Copy out all the lines in the records that include the word "text".

+++ RECORD EXCERPTS

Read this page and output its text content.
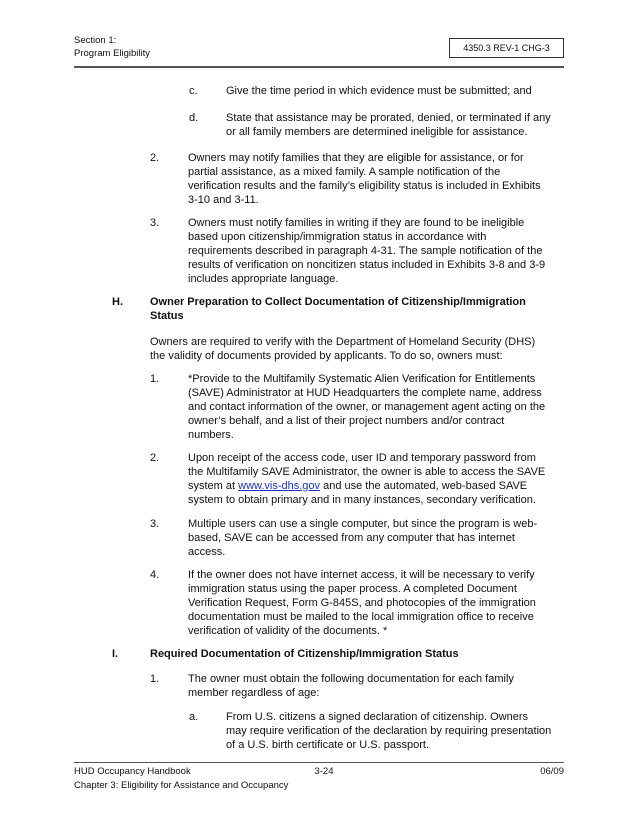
Section 1:
Program Eligibility	4350.3 REV-1 CHG-3
c.	Give the time period in which evidence must be submitted; and
d.	State that assistance may be prorated, denied, or terminated if any
or all family members are determined ineligible for assistance.
2.	Owners may notify families that they are eligible for assistance, or for
partial assistance, as a mixed family. A sample notification of the
verification results and the family’s eligibility status is included in Exhibits
3-10 and 3-11.
3.	Owners must notify families in writing if they are found to be ineligible
based upon citizenship/immigration status in accordance with
requirements described in paragraph 4-31. The sample notification of the
results of verification on noncitizen status included in Exhibits 3-8 and 3-9
includes appropriate language.
H. Owner Preparation to Collect Documentation of Citizenship/Immigration
Status
Owners are required to verify with the Department of Homeland Security (DHS)
the validity of documents provided by applicants. To do so, owners must:
1.	*Provide to the Multifamily Systematic Alien Verification for Entitlements
(SAVE) Administrator at HUD Headquarters the complete name, address
and contact information of the owner, or management agent acting on the
owner’s behalf, and a list of their project numbers and/or contract
numbers.
2.	Upon receipt of the access code, user ID and temporary password from
the Multifamily SAVE Administrator, the owner is able to access the SAVE
system at www.vis-dhs.gov and use the automated, web-based SAVE
system to obtain primary and in many instances, secondary verification.
3.	Multiple users can use a single computer, but since the program is web-
based, SAVE can be accessed from any computer that has internet
access.
4.	If the owner does not have internet access, it will be necessary to verify
immigration status using the paper process. A completed Document
Verification Request, Form G-845S, and photocopies of the immigration
documentation must be mailed to the local immigration office to receive
verification of validity of the documents. *
I.	Required Documentation of Citizenship/Immigration Status
1.	The owner must obtain the following documentation for each family
member regardless of age:
a.	From U.S. citizens a signed declaration of citizenship. Owners
may require verification of the declaration by requiring presentation
of a U.S. birth certificate or U.S. passport.
HUD Occupancy Handbook	3-24	06/09
Chapter 3: Eligibility for Assistance and Occupancy
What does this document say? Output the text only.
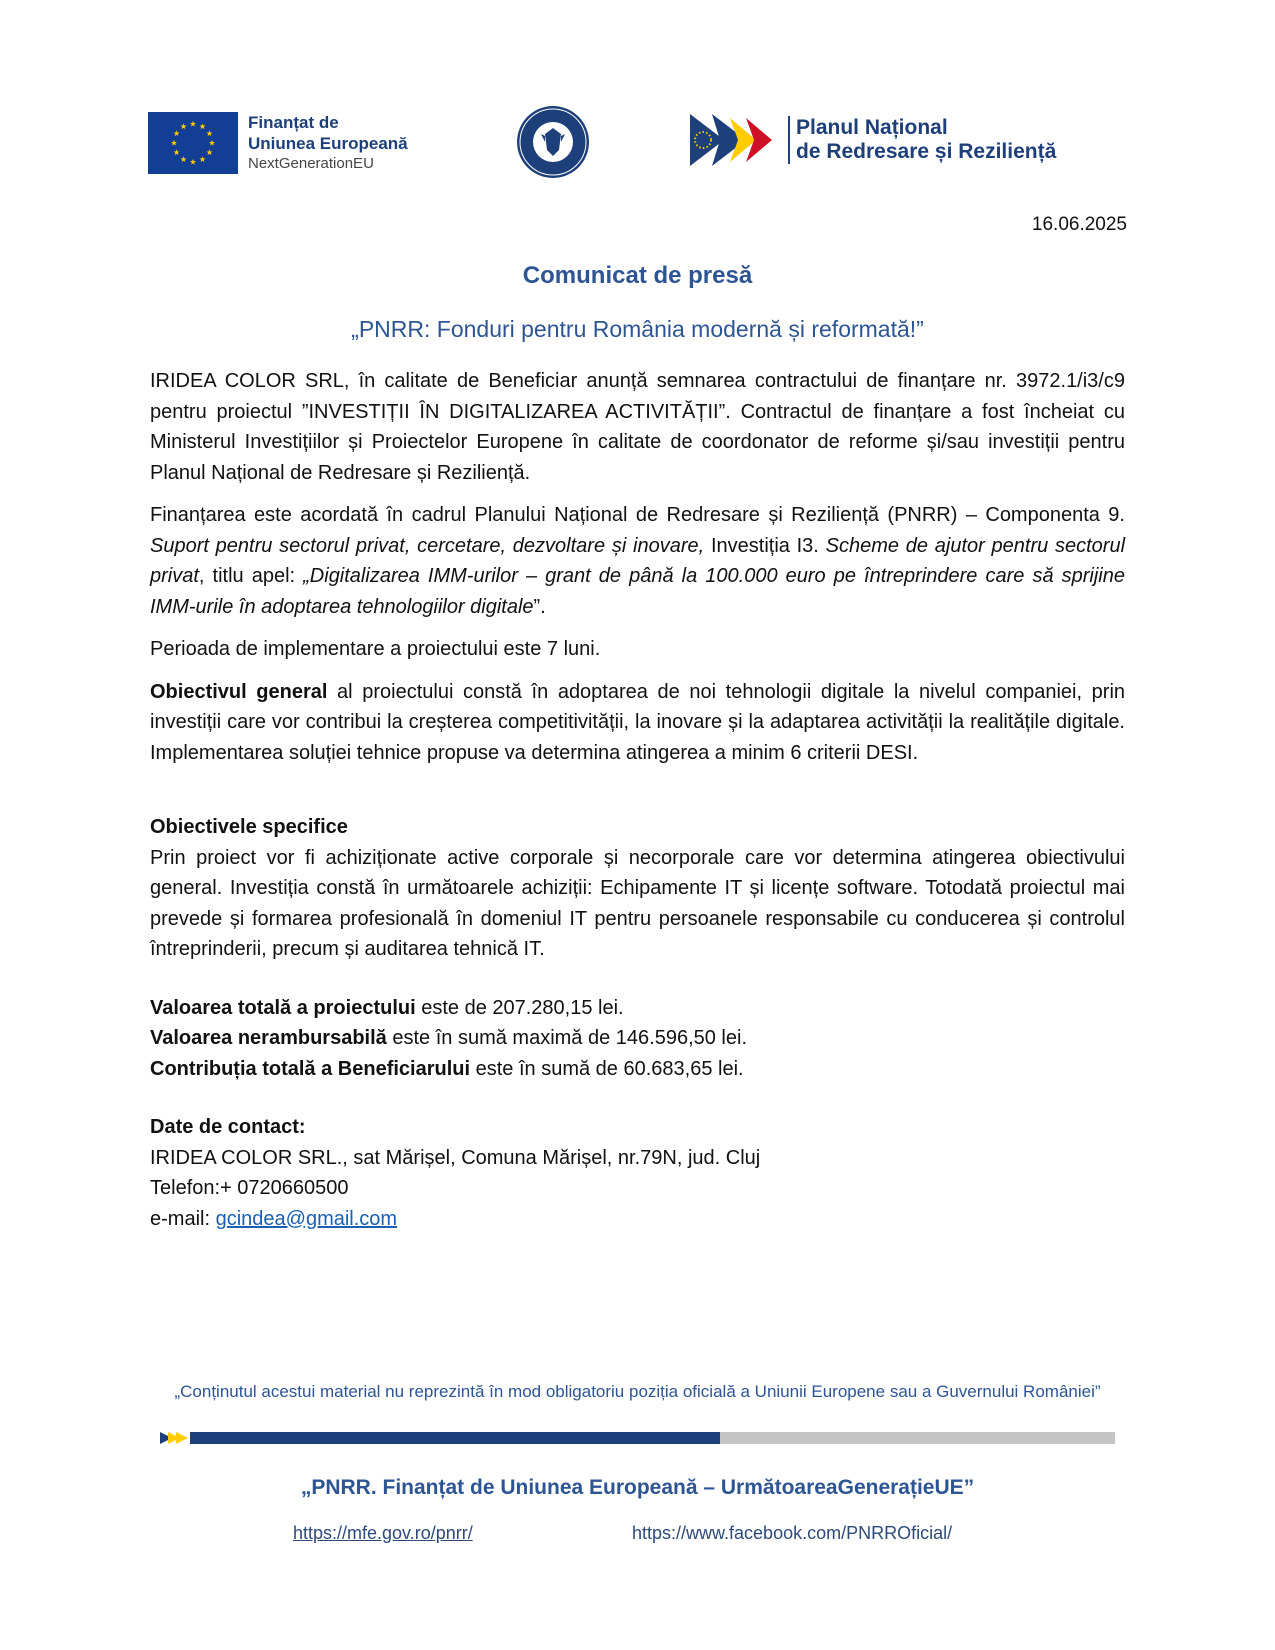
Finanțat de
Uniunea Europeană
NextGenerationEU
Planul Național
de Redresare și Reziliență
16.06.2025
Comunicat de presă
„PNRR: Fonduri pentru România modernă și reformată!”

IRIDEA COLOR SRL, în calitate de Beneficiar anunță semnarea contractului de finanțare nr. 3972.1/i3/c9 pentru proiectul ”INVESTIȚII ÎN DIGITALIZAREA ACTIVITĂȚII”. Contractul de finanțare a fost încheiat cu Ministerul Investițiilor și Proiectelor Europene în calitate de coordonator de reforme și/sau investiții pentru Planul Național de Redresare și Reziliență.

Finanțarea este acordată în cadrul Planului Național de Redresare și Reziliență (PNRR) – Componenta 9. Suport pentru sectorul privat, cercetare, dezvoltare și inovare, Investiția I3. Scheme de ajutor pentru sectorul privat, titlu apel: „Digitalizarea IMM-urilor – grant de până la 100.000 euro pe întreprindere care să sprijine IMM-urile în adoptarea tehnologiilor digitale”.

Perioada de implementare a proiectului este 7 luni.

Obiectivul general al proiectului constă în adoptarea de noi tehnologii digitale la nivelul companiei, prin investiții care vor contribui la creșterea competitivității, la inovare și la adaptarea activității la realitățile digitale. Implementarea soluției tehnice propuse va determina atingerea a minim 6 criterii DESI.

Obiectivele specifice

Prin proiect vor fi achiziționate active corporale și necorporale care vor determina atingerea obiectivului general. Investiția constă în următoarele achiziții: Echipamente IT și licențe software. Totodată proiectul mai prevede și formarea profesională în domeniul IT pentru persoanele responsabile cu conducerea și controlul întreprinderii, precum și auditarea tehnică IT.

Valoarea totală a proiectului este de 207.280,15 lei.

Valoarea nerambursabilă este în sumă maximă de 146.596,50 lei.

Contribuția totală a Beneficiarului este în sumă de 60.683,65 lei.

Date de contact:

IRIDEA COLOR SRL., sat Mărișel, Comuna Mărișel, nr.79N, jud. Cluj

Telefon:+ 0720660500

e-mail: gcindea@gmail.com

„Conținutul acestui material nu reprezintă în mod obligatoriu poziția oficială a Uniunii Europene sau a Guvernului României”
„PNRR. Finanțat de Uniunea Europeană – UrmătoareaGenerațieUE”
https://mfe.gov.ro/pnrr/	https://www.facebook.com/PNRROficial/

++++++

:: COMPLETE RESPONSE ::
Read this page and output its text content.
What does this document say? Output the text only.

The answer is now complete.